Data entries
##########

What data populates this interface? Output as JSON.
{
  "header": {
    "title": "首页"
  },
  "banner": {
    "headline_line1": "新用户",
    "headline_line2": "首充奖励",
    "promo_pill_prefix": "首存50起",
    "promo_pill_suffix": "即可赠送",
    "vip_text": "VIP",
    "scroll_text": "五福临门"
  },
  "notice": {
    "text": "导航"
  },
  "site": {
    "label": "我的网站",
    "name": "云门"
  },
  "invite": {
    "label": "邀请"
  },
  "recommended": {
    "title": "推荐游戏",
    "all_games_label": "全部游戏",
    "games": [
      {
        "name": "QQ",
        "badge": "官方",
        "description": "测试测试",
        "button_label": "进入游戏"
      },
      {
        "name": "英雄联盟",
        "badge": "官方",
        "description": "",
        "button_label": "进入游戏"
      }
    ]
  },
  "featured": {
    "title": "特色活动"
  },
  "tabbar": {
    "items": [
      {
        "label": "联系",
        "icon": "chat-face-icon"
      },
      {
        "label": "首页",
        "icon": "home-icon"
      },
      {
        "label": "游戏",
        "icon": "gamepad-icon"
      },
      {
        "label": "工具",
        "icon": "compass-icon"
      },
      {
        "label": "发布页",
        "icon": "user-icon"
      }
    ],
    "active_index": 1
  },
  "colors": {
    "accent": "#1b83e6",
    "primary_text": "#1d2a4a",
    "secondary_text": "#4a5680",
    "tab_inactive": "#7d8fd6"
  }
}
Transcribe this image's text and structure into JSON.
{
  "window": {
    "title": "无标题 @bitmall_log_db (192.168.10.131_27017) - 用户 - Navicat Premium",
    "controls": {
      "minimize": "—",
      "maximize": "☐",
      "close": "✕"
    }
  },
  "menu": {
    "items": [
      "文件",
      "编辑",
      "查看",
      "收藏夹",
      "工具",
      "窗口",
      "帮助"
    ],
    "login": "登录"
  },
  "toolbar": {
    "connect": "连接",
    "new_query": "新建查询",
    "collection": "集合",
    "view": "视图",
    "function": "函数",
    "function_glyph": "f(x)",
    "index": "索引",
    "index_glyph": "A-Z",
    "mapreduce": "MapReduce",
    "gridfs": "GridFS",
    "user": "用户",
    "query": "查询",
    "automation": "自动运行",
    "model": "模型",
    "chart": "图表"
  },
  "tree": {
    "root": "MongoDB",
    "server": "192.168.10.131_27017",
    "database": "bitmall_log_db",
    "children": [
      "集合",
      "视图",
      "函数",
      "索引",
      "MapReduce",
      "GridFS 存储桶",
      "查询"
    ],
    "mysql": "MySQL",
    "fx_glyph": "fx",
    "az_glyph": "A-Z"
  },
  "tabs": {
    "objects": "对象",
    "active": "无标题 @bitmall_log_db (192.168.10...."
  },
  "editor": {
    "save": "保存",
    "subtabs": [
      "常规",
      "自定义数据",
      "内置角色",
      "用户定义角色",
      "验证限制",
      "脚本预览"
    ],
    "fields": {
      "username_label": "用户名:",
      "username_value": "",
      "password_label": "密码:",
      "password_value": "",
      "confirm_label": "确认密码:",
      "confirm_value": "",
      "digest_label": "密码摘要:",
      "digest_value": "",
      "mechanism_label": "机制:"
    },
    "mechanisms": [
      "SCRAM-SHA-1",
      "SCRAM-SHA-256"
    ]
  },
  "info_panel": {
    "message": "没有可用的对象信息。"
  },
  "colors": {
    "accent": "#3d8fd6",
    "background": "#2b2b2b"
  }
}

##########

- Directions
Find how many lines of the material carry the string "this". Only the number should be in the answer.

- Exercise solution
2